Stored entries:
** begin **

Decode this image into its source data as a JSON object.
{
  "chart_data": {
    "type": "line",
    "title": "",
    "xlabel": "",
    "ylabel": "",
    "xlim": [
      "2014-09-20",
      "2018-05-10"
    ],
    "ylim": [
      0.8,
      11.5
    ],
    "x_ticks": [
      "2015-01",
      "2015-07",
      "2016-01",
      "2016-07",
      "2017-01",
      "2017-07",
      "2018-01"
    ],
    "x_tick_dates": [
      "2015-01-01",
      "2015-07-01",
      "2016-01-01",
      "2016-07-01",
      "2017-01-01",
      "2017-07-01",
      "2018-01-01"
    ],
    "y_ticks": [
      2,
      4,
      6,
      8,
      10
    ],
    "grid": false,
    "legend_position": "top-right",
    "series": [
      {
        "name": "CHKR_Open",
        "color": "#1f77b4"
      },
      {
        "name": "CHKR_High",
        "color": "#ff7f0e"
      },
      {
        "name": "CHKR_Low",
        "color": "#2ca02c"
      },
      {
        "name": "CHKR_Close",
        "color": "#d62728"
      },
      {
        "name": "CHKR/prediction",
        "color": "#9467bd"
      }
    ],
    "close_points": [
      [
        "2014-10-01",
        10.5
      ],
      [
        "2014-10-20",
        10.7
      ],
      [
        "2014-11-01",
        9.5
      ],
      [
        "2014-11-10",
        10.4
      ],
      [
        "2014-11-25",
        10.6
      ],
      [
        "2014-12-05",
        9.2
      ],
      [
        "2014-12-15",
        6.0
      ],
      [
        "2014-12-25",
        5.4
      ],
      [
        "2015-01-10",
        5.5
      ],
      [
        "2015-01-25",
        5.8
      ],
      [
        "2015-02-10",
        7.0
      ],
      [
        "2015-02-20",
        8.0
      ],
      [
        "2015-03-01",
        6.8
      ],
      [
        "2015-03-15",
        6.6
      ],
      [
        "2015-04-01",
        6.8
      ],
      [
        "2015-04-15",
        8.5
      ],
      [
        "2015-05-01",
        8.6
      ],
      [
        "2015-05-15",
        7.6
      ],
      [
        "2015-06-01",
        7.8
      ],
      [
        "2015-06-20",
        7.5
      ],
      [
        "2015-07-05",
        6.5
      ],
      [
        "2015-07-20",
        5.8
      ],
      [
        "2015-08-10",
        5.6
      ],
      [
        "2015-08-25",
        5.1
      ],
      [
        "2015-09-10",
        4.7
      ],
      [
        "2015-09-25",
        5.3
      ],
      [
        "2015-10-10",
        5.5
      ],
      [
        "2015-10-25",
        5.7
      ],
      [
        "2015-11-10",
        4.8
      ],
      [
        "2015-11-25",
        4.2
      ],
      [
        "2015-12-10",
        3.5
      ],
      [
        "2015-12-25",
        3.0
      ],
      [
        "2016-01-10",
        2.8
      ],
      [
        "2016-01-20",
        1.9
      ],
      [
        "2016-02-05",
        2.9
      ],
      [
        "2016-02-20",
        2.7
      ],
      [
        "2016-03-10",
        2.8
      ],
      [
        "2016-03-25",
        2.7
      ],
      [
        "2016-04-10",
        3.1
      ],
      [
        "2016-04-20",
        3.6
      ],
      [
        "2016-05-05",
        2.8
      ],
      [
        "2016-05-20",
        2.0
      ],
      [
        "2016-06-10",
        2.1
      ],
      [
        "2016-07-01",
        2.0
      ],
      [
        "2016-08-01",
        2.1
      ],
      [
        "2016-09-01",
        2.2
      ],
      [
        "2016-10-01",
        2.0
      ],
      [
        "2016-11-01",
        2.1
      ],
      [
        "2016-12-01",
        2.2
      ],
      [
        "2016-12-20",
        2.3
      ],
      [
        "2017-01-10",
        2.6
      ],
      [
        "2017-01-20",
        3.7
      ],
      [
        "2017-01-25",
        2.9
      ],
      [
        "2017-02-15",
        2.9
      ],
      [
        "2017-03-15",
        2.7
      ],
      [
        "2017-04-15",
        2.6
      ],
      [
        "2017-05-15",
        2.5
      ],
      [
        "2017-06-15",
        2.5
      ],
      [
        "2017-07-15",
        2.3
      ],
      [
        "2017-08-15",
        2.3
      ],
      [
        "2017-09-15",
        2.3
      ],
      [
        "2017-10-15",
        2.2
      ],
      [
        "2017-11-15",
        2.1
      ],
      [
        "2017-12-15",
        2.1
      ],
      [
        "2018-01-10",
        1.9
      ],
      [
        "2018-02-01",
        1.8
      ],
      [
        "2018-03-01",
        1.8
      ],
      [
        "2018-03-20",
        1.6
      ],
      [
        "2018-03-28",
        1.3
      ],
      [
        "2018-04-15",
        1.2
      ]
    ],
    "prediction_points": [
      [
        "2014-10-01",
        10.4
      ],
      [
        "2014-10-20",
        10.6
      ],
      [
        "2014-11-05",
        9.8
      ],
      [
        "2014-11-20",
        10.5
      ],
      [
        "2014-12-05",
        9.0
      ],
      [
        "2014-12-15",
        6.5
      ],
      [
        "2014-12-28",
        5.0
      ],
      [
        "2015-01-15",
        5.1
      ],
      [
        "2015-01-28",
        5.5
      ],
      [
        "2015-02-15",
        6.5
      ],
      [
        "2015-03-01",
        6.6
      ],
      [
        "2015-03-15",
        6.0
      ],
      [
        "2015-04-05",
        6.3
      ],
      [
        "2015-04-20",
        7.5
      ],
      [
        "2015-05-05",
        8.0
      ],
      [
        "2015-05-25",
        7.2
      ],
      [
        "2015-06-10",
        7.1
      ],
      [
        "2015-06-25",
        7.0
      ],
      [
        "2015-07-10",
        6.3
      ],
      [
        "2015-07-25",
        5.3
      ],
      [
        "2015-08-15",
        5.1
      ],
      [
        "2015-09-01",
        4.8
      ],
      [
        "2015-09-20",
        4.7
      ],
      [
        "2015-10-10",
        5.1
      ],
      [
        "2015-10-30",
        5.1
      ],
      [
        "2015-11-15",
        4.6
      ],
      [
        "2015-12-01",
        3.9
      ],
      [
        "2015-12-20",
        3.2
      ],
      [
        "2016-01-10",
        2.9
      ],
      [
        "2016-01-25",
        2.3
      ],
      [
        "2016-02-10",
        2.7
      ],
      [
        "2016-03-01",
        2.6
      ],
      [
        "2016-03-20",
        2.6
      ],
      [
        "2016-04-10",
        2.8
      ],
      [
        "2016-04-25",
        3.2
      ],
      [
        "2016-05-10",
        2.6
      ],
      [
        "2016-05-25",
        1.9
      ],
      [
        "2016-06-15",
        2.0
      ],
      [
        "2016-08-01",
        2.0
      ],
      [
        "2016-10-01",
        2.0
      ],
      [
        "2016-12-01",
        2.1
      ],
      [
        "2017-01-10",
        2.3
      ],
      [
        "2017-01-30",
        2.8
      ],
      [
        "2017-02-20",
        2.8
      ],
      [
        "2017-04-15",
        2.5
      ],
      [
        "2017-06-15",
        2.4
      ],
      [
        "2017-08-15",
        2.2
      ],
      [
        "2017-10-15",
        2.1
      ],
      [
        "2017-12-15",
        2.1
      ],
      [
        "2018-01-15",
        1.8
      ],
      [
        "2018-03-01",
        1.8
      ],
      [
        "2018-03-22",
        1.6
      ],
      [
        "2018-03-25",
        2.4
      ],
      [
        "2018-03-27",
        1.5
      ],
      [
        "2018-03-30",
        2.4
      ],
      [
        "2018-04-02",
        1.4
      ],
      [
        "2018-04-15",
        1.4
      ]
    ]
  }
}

** end **

Exercise goal:
Track down every line with the word "color" and copy it.

Result below:
        "color": "#1f77b4"
        "color": "#ff7f0e"
        "color": "#2ca02c"
        "color": "#d62728"
        "color": "#9467bd"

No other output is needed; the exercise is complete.